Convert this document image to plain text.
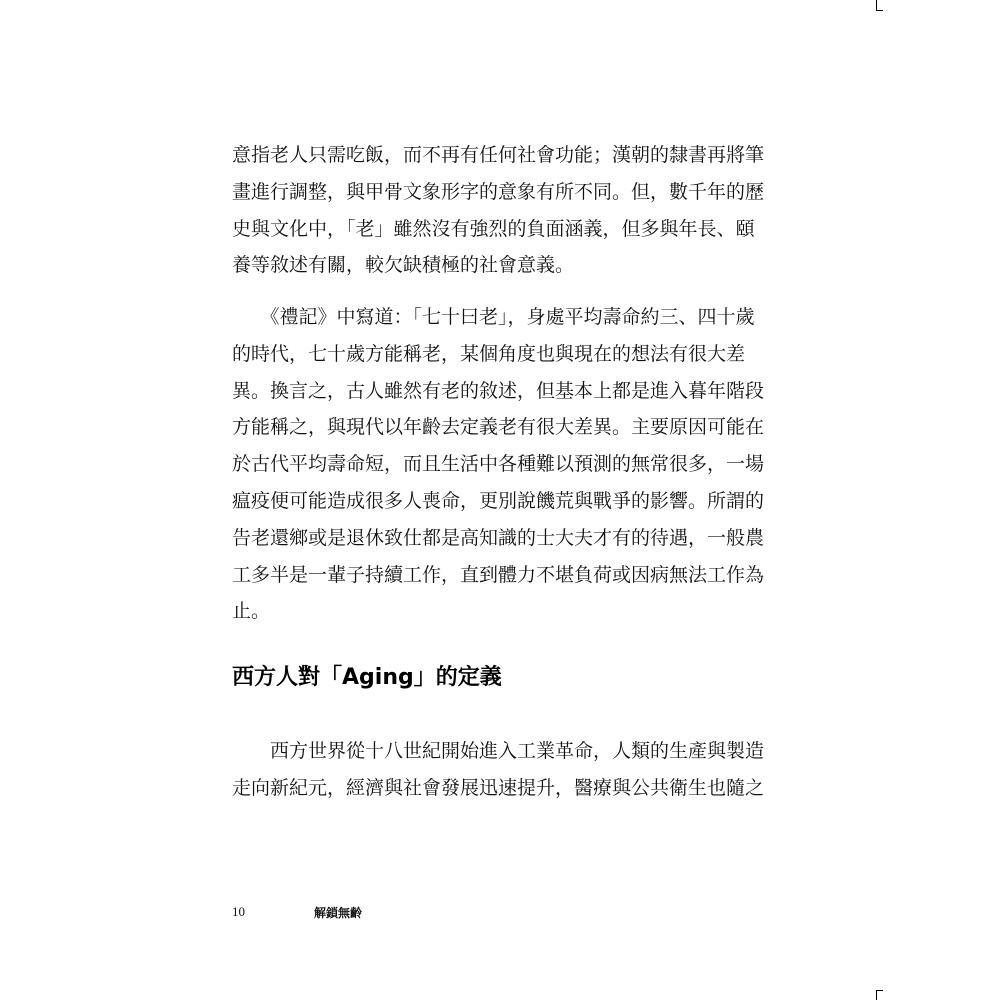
意指老人只需吃飯，而不再有任何社會功能；漢朝的隸書再將筆
畫進行調整，與甲骨文象形字的意象有所不同。但，數千年的歷
史與文化中，「老」雖然沒有強烈的負面涵義，但多與年長、頤
養等敘述有關，較欠缺積極的社會意義。
　　《禮記》中寫道：「七十曰老」，身處平均壽命約三、四十歲
的時代，七十歲方能稱老，某個角度也與現在的想法有很大差
異。換言之，古人雖然有老的敘述，但基本上都是進入暮年階段
方能稱之，與現代以年齡去定義老有很大差異。主要原因可能在
於古代平均壽命短，而且生活中各種難以預測的無常很多，一場
瘟疫便可能造成很多人喪命，更別說饑荒與戰爭的影響。所謂的
告老還鄉或是退休致仕都是高知識的士大夫才有的待遇，一般農
工多半是一輩子持續工作，直到體力不堪負荷或因病無法工作為
止。
西方人對「Aging」的定義
　　西方世界從十八世紀開始進入工業革命，人類的生產與製造
走向新紀元，經濟與社會發展迅速提升，醫療與公共衛生也隨之
10	解鎖無齡
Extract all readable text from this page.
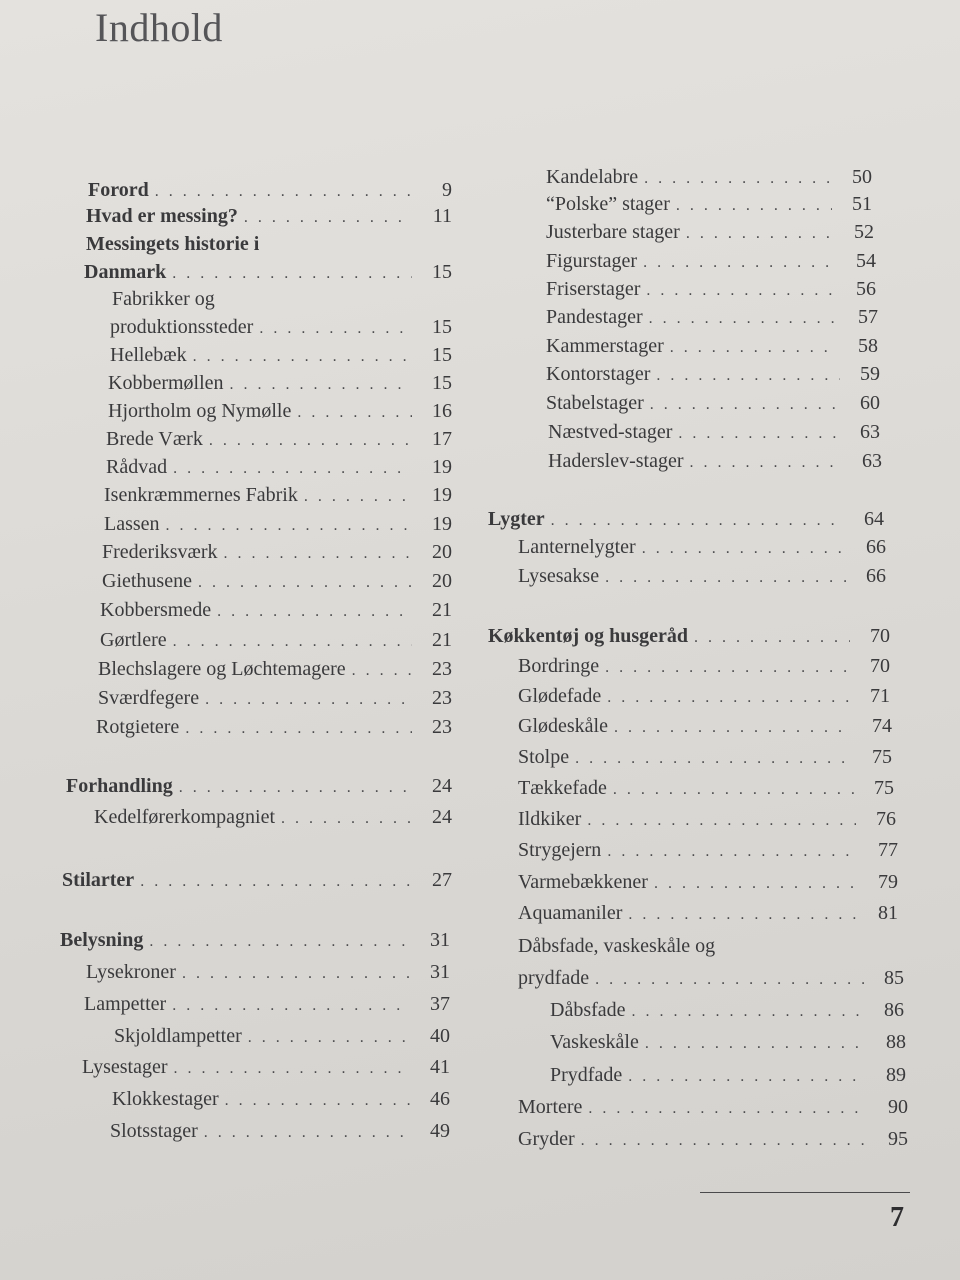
Indhold
Forord . . .	9
Hvad er messing? . . .	11
Messingets historie i
Danmark . . .	15
Fabrikker og
produktionssteder . . .	15
Hellebæk . . .	15
Kobbermøllen . . .	15
Hjortholm og Nymølle . . .	16
Brede Værk . . .	17
Rådvad . . .	19
Isenkræmmernes Fabrik . . .	19
Lassen . . .	19
Frederiksværk . . .	20
Giethusene . . .	20
Kobbersmede . . .	21
Gørtlere . . .	21
Blechslagere og Løchtemagere . . .	23
Sværdfegere . . .	23
Rotgietere . . .	23
Forhandling . . .	24
Kedelførerkompagniet . . .	24
Stilarter . . .	27
Belysning . . .	31
Lysekroner . . .	31
Lampetter . . .	37
Skjoldlampetter . . .	40
Lysestager . . .	41
Klokkestager . . .	46
Slotsstager . . .	49
Kandelabre . . .	50
“Polske” stager . . .	51
Justerbare stager . . .	52
Figurstager . . .	54
Friserstager . . .	56
Pandestager . . .	57
Kammerstager . . .	58
Kontorstager . . .	59
Stabelstager . . .	60
Næstved-stager . . .	63
Haderslev-stager . . .	63
Lygter . . .	64
Lanternelygter . . .	66
Lysesakse . . .	66
Køkkentøj og husgeråd . . .	70
Bordringe . . .	70
Glødefade . . .	71
Glødeskåle . . .	74
Stolpe . . .	75
Tækkefade . . .	75
Ildkiker . . .	76
Strygejern . . .	77
Varmebækkener . . .	79
Aquamaniler . . .	81
Dåbsfade, vaskeskåle og
prydfade . . .	85
Dåbsfade . . .	86
Vaskeskåle . . .	88
Prydfade . . .	89
Mortere . . .	90
Gryder . . .	95
7
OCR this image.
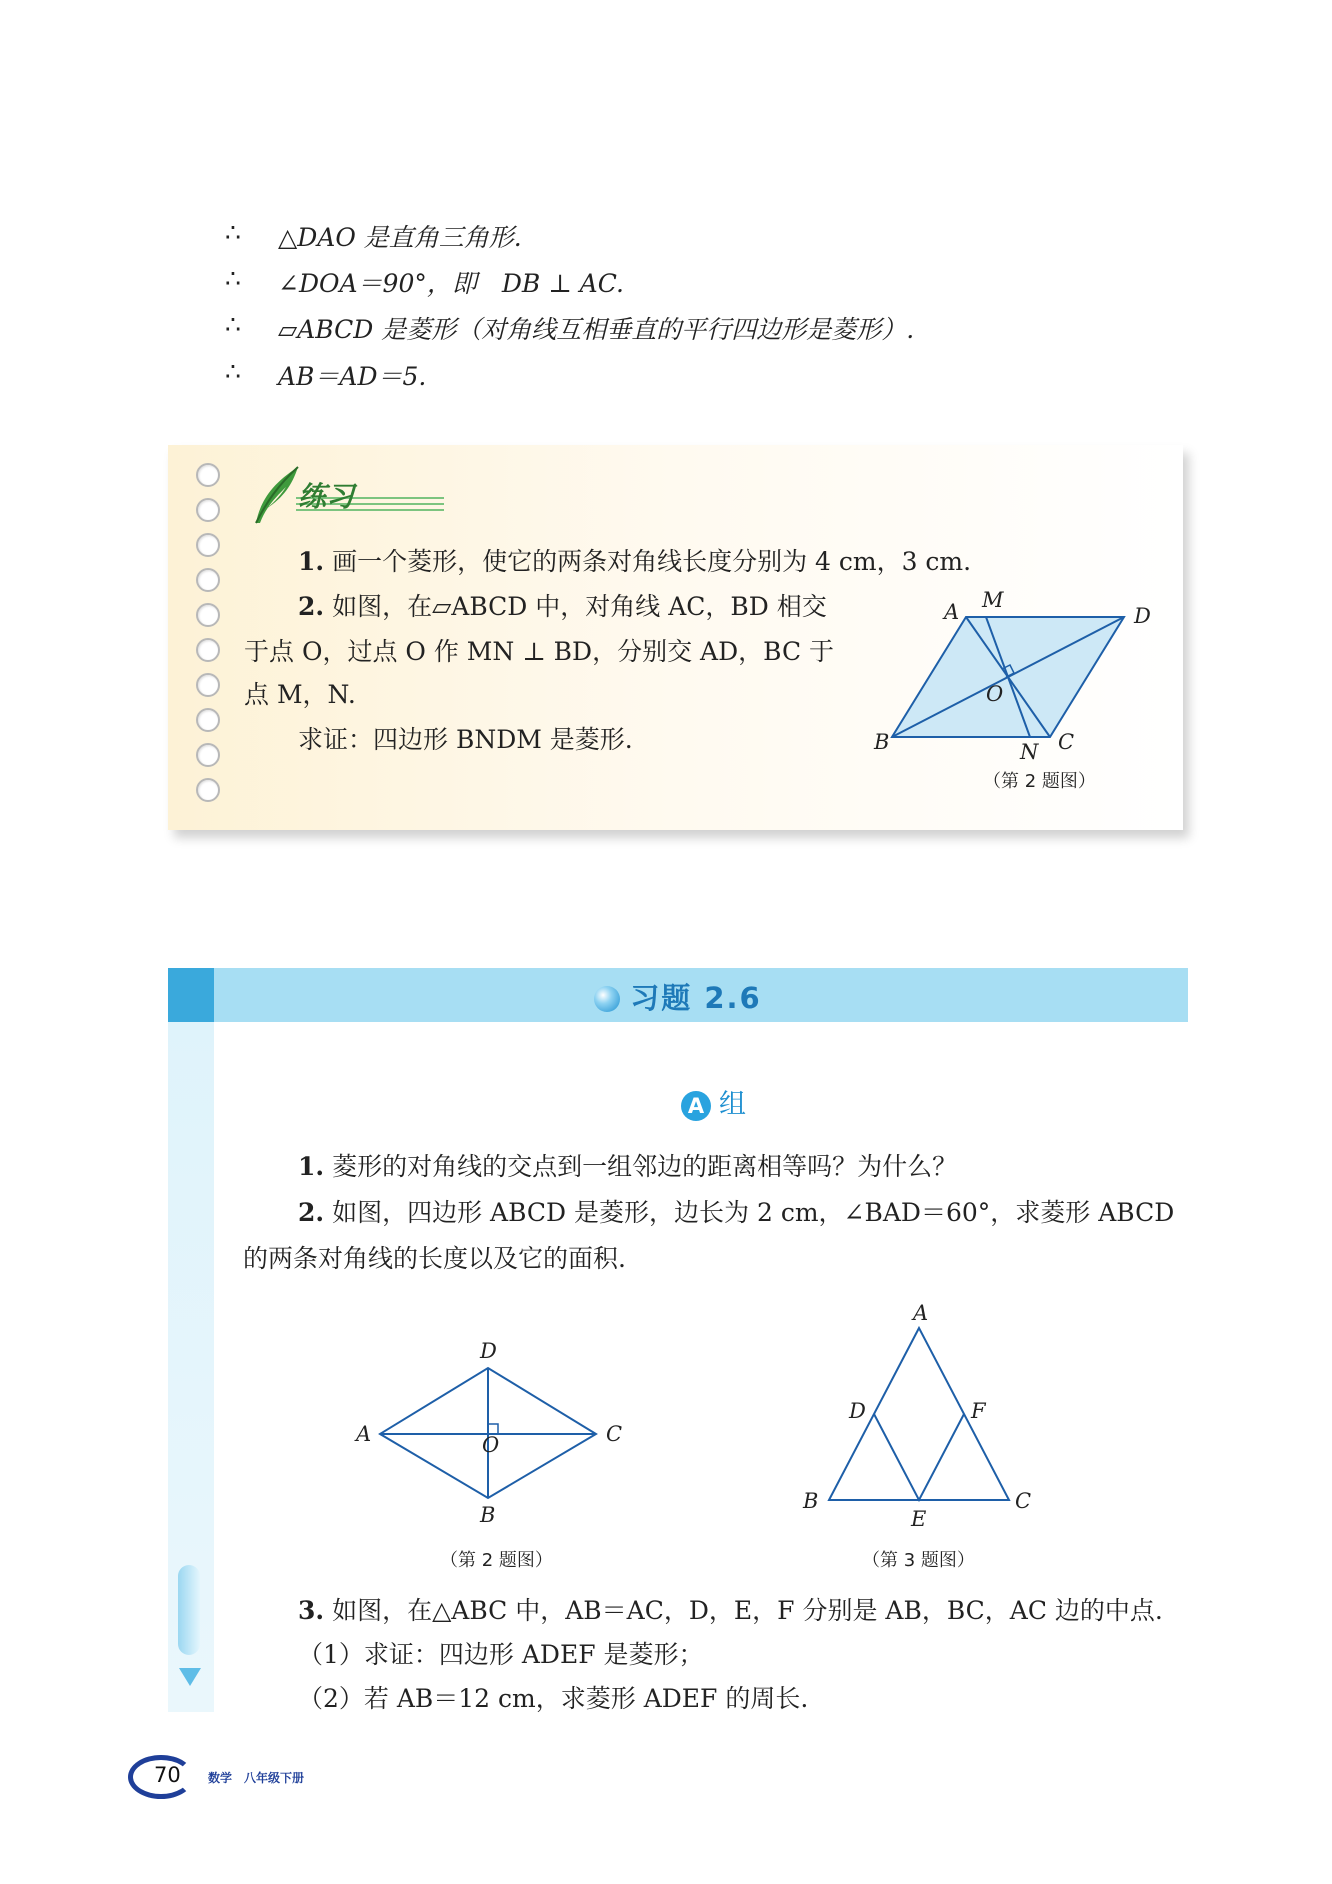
∴ △DAO 是直角三角形.
∴ ∠DOA＝90°，即　DB ⊥ AC.
∴ ▱ABCD 是菱形（对角线互相垂直的平行四边形是菱形）.
∴ AB＝AD＝5.
练习
1. 画一个菱形，使它的两条对角线长度分别为 4 cm，3 cm.
2. 如图，在▱ABCD 中，对角线 AC，BD 相交
于点 O，过点 O 作 MN ⊥ BD，分别交 AD，BC 于
点 M，N.
求证：四边形 BNDM 是菱形.
A M
D
O
B	N C
（第 2 题图）
习题 2.6
A 组
1. 菱形的对角线的交点到一组邻边的距离相等吗？为什么？
2. 如图，四边形 ABCD 是菱形，边长为 2 cm，∠BAD＝60°，求菱形 ABCD
的两条对角线的长度以及它的面积.
A
D
C
O
B
（第 2 题图）
A
D	F
B	C
E
（第 3 题图）
3. 如图，在△ABC 中，AB＝AC，D，E，F 分别是 AB，BC，AC 边的中点.
（1）求证：四边形 ADEF 是菱形；
（2）若 AB＝12 cm，求菱形 ADEF 的周长.
70 数学　八年级下册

▶ [Set task] Your copy should hold every record word for word and none of the pictures.

▶ [Task result]
Convert this document image to plain text.
意指老人只需吃飯，而不再有任何社會功能；漢朝的隸書再將筆
畫進行調整，與甲骨文象形字的意象有所不同。但，數千年的歷
史與文化中，「老」雖然沒有強烈的負面涵義，但多與年長、頤
養等敘述有關，較欠缺積極的社會意義。
　　《禮記》中寫道：「七十曰老」，身處平均壽命約三、四十歲
的時代，七十歲方能稱老，某個角度也與現在的想法有很大差
異。換言之，古人雖然有老的敘述，但基本上都是進入暮年階段
方能稱之，與現代以年齡去定義老有很大差異。主要原因可能在
於古代平均壽命短，而且生活中各種難以預測的無常很多，一場
瘟疫便可能造成很多人喪命，更別說饑荒與戰爭的影響。所謂的
告老還鄉或是退休致仕都是高知識的士大夫才有的待遇，一般農
工多半是一輩子持續工作，直到體力不堪負荷或因病無法工作為
止。
西方人對「Aging」的定義
　　西方世界從十八世紀開始進入工業革命，人類的生產與製造
走向新紀元，經濟與社會發展迅速提升，醫療與公共衛生也隨之
10	解鎖無齡
Extract all readable text from this page.
Indhold
Forord . . .	9
Hvad er messing? . . .	11
Messingets historie i
Danmark . . .	15
Fabrikker og
produktionssteder . . .	15
Hellebæk . . .	15
Kobbermøllen . . .	15
Hjortholm og Nymølle . . .	16
Brede Værk . . .	17
Rådvad . . .	19
Isenkræmmernes Fabrik . . .	19
Lassen . . .	19
Frederiksværk . . .	20
Giethusene . . .	20
Kobbersmede . . .	21
Gørtlere . . .	21
Blechslagere og Løchtemagere . . .	23
Sværdfegere . . .	23
Rotgietere . . .	23
Forhandling . . .	24
Kedelførerkompagniet . . .	24
Stilarter . . .	27
Belysning . . .	31
Lysekroner . . .	31
Lampetter . . .	37
Skjoldlampetter . . .	40
Lysestager . . .	41
Klokkestager . . .	46
Slotsstager . . .	49
Kandelabre . . .	50
“Polske” stager . . .	51
Justerbare stager . . .	52
Figurstager . . .	54
Friserstager . . .	56
Pandestager . . .	57
Kammerstager . . .	58
Kontorstager . . .	59
Stabelstager . . .	60
Næstved-stager . . .	63
Haderslev-stager . . .	63
Lygter . . .	64
Lanternelygter . . .	66
Lysesakse . . .	66
Køkkentøj og husgeråd . . .	70
Bordringe . . .	70
Glødefade . . .	71
Glødeskåle . . .	74
Stolpe . . .	75
Tækkefade . . .	75
Ildkiker . . .	76
Strygejern . . .	77
Varmebækkener . . .	79
Aquamaniler . . .	81
Dåbsfade, vaskeskåle og
prydfade . . .	85
Dåbsfade . . .	86
Vaskeskåle . . .	88
Prydfade . . .	89
Mortere . . .	90
Gryder . . .	95
7
OCR this image.
∴ △DAO 是直角三角形.
∴ ∠DOA＝90°，即　DB ⊥ AC.
∴ ▱ABCD 是菱形（对角线互相垂直的平行四边形是菱形）.
∴ AB＝AD＝5.
练习
1. 画一个菱形，使它的两条对角线长度分别为 4 cm，3 cm.
2. 如图，在▱ABCD 中，对角线 AC，BD 相交
于点 O，过点 O 作 MN ⊥ BD，分别交 AD，BC 于
点 M，N.
求证：四边形 BNDM 是菱形.
A M
D
O
B	N C
（第 2 题图）
习题 2.6
A 组
1. 菱形的对角线的交点到一组邻边的距离相等吗？为什么？
2. 如图，四边形 ABCD 是菱形，边长为 2 cm，∠BAD＝60°，求菱形 ABCD
的两条对角线的长度以及它的面积.
A
D
C
O
B
（第 2 题图）
A
D	F
B	C
E
（第 3 题图）
3. 如图，在△ABC 中，AB＝AC，D，E，F 分别是 AB，BC，AC 边的中点.
（1）求证：四边形 ADEF 是菱形；
（2）若 AB＝12 cm，求菱形 ADEF 的周长.
70 数学　八年级下册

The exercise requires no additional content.